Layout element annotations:
* Begin *

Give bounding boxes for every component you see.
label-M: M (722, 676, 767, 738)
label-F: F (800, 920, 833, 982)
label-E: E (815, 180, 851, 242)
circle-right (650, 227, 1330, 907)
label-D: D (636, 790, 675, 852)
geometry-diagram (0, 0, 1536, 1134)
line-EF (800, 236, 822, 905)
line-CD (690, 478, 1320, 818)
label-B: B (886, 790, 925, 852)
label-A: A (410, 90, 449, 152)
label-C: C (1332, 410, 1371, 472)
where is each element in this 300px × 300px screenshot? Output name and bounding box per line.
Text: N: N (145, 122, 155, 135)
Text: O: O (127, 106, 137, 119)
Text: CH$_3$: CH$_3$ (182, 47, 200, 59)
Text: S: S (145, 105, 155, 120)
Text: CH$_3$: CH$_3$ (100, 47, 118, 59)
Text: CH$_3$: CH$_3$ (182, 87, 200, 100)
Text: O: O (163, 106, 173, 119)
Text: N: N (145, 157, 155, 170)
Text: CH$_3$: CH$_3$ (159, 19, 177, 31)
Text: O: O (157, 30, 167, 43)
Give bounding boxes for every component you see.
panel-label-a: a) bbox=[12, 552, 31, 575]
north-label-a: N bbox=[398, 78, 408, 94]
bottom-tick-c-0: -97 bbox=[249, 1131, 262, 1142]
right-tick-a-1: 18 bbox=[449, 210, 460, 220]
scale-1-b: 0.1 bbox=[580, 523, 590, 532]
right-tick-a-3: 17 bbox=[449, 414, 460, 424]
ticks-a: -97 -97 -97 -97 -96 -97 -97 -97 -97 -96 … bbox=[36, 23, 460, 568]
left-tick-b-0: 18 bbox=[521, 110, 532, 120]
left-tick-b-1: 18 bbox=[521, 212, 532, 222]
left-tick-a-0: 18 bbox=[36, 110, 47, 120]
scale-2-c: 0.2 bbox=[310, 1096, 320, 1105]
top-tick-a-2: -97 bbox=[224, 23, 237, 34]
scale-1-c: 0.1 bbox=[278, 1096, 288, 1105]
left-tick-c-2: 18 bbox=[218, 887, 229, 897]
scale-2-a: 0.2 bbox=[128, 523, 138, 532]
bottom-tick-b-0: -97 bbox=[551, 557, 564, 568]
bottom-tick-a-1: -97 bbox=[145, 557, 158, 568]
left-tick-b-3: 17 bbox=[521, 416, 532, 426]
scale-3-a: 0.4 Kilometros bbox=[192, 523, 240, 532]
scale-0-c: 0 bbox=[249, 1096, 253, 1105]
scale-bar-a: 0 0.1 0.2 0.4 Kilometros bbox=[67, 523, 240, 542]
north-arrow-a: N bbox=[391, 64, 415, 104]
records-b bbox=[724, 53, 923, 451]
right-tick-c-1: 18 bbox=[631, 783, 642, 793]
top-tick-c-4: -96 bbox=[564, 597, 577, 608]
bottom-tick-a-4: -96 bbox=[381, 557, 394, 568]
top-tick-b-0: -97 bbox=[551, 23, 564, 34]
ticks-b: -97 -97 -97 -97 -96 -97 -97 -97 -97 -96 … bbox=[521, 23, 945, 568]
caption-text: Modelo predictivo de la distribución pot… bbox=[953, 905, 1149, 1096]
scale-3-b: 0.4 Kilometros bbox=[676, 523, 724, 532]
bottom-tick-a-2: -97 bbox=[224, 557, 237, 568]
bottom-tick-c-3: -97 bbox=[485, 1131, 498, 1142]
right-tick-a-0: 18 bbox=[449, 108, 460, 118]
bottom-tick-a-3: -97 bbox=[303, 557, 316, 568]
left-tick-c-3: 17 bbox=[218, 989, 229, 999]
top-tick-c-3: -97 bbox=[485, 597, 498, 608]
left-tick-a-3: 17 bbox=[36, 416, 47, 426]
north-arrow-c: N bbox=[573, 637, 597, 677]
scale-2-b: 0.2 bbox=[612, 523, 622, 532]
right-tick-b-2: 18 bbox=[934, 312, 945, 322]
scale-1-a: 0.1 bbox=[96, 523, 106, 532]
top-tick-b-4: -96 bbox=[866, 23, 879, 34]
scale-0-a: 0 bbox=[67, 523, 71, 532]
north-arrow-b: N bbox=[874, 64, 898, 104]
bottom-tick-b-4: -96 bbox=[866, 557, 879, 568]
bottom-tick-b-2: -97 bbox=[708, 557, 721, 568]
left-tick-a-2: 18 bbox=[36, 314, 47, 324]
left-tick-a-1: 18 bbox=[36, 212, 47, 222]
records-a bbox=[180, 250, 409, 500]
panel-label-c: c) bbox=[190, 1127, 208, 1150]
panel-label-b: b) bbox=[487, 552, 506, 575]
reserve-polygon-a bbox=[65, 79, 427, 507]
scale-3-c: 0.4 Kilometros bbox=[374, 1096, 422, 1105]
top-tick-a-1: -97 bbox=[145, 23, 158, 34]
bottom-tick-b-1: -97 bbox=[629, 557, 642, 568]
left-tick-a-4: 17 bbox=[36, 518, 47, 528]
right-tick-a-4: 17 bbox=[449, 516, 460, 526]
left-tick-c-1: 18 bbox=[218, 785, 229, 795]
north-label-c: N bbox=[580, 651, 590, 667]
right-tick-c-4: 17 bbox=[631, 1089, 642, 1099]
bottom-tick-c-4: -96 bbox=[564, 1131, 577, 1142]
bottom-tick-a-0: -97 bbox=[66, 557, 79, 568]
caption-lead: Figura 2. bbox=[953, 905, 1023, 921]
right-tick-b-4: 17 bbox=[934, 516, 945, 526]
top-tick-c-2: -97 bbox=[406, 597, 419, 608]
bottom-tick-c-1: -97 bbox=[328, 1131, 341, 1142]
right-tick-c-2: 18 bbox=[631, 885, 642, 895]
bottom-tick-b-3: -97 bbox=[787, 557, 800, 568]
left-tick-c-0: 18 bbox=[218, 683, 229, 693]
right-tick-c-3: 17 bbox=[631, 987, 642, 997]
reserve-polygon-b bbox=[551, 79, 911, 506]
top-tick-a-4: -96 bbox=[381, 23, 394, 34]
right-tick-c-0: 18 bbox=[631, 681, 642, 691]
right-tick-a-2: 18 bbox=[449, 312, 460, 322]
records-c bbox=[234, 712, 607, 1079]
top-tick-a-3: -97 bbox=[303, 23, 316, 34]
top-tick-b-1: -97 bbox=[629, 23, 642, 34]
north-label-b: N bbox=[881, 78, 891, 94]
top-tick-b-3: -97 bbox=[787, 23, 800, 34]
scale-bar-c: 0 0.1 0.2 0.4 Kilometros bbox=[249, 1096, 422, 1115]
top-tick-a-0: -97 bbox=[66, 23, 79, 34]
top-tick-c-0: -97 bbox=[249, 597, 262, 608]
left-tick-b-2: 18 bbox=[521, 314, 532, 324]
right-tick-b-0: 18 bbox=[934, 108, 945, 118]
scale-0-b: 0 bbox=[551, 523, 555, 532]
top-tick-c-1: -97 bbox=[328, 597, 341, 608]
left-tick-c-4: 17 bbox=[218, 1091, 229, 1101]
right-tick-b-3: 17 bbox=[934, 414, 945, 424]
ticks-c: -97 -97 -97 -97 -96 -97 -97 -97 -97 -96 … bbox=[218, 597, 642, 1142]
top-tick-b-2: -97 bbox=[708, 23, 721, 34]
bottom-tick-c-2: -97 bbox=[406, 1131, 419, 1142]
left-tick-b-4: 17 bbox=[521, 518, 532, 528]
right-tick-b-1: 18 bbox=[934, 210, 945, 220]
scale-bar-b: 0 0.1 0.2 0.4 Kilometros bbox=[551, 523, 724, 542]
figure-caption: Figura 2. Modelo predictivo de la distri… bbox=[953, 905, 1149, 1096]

* End *

▶ [SET EXERCISE] Return every line in the rows above that contains the string "Figura", matching case exactly.

▶ [THE SOLUTION]
caption-lead: Figura 2. bbox=[953, 905, 1023, 921]
figure-caption: Figura 2. Modelo predictivo de la distri… bbox=[953, 905, 1149, 1096]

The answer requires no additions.